## Begin Provided records

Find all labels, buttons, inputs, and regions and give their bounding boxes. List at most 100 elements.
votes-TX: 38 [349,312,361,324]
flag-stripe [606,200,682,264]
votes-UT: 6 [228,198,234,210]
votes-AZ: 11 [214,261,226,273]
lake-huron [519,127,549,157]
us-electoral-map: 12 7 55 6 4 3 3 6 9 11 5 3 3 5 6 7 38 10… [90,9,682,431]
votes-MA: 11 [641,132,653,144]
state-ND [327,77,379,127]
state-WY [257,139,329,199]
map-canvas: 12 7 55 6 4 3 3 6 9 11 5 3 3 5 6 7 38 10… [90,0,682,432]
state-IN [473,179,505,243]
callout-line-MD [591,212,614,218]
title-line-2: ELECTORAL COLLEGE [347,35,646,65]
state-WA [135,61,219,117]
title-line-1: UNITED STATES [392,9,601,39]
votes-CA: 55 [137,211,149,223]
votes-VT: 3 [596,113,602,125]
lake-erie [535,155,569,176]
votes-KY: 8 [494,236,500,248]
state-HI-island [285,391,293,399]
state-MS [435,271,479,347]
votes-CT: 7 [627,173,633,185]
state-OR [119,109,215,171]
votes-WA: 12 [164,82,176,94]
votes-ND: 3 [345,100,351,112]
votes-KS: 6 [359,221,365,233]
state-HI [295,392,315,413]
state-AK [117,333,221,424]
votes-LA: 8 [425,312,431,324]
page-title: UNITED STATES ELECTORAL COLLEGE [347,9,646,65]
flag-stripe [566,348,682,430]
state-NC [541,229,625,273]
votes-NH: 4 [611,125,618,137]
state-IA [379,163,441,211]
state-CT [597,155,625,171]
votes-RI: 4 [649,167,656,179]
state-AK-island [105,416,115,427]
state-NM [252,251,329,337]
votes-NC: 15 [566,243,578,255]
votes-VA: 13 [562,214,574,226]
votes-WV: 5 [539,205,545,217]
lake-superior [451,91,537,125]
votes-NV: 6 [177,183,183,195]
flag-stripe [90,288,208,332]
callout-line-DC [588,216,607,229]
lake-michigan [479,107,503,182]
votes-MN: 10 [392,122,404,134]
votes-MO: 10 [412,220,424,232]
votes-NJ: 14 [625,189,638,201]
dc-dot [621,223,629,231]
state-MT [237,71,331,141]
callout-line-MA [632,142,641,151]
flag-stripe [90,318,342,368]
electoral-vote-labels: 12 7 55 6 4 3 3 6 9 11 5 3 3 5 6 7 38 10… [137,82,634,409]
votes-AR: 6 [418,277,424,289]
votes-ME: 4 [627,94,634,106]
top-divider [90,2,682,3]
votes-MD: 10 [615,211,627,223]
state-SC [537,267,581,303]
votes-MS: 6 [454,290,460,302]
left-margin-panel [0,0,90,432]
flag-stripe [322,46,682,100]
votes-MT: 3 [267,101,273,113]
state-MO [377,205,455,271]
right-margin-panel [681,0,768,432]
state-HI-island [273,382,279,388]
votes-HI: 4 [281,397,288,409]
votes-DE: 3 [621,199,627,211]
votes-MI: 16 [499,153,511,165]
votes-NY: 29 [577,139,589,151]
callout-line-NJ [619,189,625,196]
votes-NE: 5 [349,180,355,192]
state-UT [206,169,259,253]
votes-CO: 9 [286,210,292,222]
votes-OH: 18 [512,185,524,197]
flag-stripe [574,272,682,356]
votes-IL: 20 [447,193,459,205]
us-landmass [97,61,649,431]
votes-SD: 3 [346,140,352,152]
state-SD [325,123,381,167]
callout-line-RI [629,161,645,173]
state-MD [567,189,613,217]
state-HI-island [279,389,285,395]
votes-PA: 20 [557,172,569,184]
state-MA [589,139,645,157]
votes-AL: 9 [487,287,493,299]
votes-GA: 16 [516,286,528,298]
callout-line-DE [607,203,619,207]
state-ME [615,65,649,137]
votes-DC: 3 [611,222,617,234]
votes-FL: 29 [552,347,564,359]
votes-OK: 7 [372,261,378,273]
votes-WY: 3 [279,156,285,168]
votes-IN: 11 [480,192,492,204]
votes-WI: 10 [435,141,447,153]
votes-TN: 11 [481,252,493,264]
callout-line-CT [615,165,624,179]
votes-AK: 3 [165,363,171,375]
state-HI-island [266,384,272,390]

## End Provided records

- _What is expected_: Can you write out every line of the records above exactly?

- _The reply_:
Find all labels, buttons, inputs, and regions and give their bounding boxes. List at most 100 elements.
votes-TX: 38 [349,312,361,324]
flag-stripe [606,200,682,264]
votes-UT: 6 [228,198,234,210]
votes-AZ: 11 [214,261,226,273]
lake-huron [519,127,549,157]
us-electoral-map: 12 7 55 6 4 3 3 6 9 11 5 3 3 5 6 7 38 10… [90,9,682,431]
votes-MA: 11 [641,132,653,144]
state-ND [327,77,379,127]
state-WY [257,139,329,199]
map-canvas: 12 7 55 6 4 3 3 6 9 11 5 3 3 5 6 7 38 10… [90,0,682,432]
state-IN [473,179,505,243]
callout-line-MD [591,212,614,218]
title-line-2: ELECTORAL COLLEGE [347,35,646,65]
state-WA [135,61,219,117]
title-line-1: UNITED STATES [392,9,601,39]
votes-CA: 55 [137,211,149,223]
votes-VT: 3 [596,113,602,125]
lake-erie [535,155,569,176]
votes-KY: 8 [494,236,500,248]
state-HI-island [285,391,293,399]
state-MS [435,271,479,347]
votes-CT: 7 [627,173,633,185]
state-OR [119,109,215,171]
votes-WA: 12 [164,82,176,94]
votes-ND: 3 [345,100,351,112]
votes-KS: 6 [359,221,365,233]
state-HI [295,392,315,413]
state-AK [117,333,221,424]
votes-LA: 8 [425,312,431,324]
page-title: UNITED STATES ELECTORAL COLLEGE [347,9,646,65]
flag-stripe [566,348,682,430]
state-NC [541,229,625,273]
votes-NH: 4 [611,125,618,137]
state-IA [379,163,441,211]
state-CT [597,155,625,171]
votes-RI: 4 [649,167,656,179]
state-AK-island [105,416,115,427]
state-NM [252,251,329,337]
votes-NC: 15 [566,243,578,255]
votes-VA: 13 [562,214,574,226]
votes-WV: 5 [539,205,545,217]
lake-superior [451,91,537,125]
votes-NV: 6 [177,183,183,195]
flag-stripe [90,288,208,332]
callout-line-DC [588,216,607,229]
lake-michigan [479,107,503,182]
votes-MN: 10 [392,122,404,134]
votes-MO: 10 [412,220,424,232]
votes-NJ: 14 [625,189,638,201]
dc-dot [621,223,629,231]
state-MT [237,71,331,141]
callout-line-MA [632,142,641,151]
flag-stripe [90,318,342,368]
electoral-vote-labels: 12 7 55 6 4 3 3 6 9 11 5 3 3 5 6 7 38 10… [137,82,634,409]
votes-AR: 6 [418,277,424,289]
votes-ME: 4 [627,94,634,106]
top-divider [90,2,682,3]
votes-MD: 10 [615,211,627,223]
state-SC [537,267,581,303]
votes-MS: 6 [454,290,460,302]
left-margin-panel [0,0,90,432]
flag-stripe [322,46,682,100]
votes-MT: 3 [267,101,273,113]
state-MO [377,205,455,271]
right-margin-panel [681,0,768,432]
state-HI-island [273,382,279,388]
votes-HI: 4 [281,397,288,409]
votes-DE: 3 [621,199,627,211]
votes-MI: 16 [499,153,511,165]
votes-NY: 29 [577,139,589,151]
callout-line-NJ [619,189,625,196]
votes-NE: 5 [349,180,355,192]
state-UT [206,169,259,253]
votes-CO: 9 [286,210,292,222]
votes-OH: 18 [512,185,524,197]
flag-stripe [574,272,682,356]
votes-IL: 20 [447,193,459,205]
us-landmass [97,61,649,431]
votes-SD: 3 [346,140,352,152]
state-SD [325,123,381,167]
callout-line-RI [629,161,645,173]
state-MD [567,189,613,217]
state-HI-island [279,389,285,395]
votes-PA: 20 [557,172,569,184]
state-MA [589,139,645,157]
votes-AL: 9 [487,287,493,299]
votes-GA: 16 [516,286,528,298]
callout-line-DE [607,203,619,207]
state-ME [615,65,649,137]
votes-DC: 3 [611,222,617,234]
votes-FL: 29 [552,347,564,359]
votes-OK: 7 [372,261,378,273]
votes-WY: 3 [279,156,285,168]
votes-IN: 11 [480,192,492,204]
votes-WI: 10 [435,141,447,153]
votes-TN: 11 [481,252,493,264]
callout-line-CT [615,165,624,179]
votes-AK: 3 [165,363,171,375]
state-HI-island [266,384,272,390]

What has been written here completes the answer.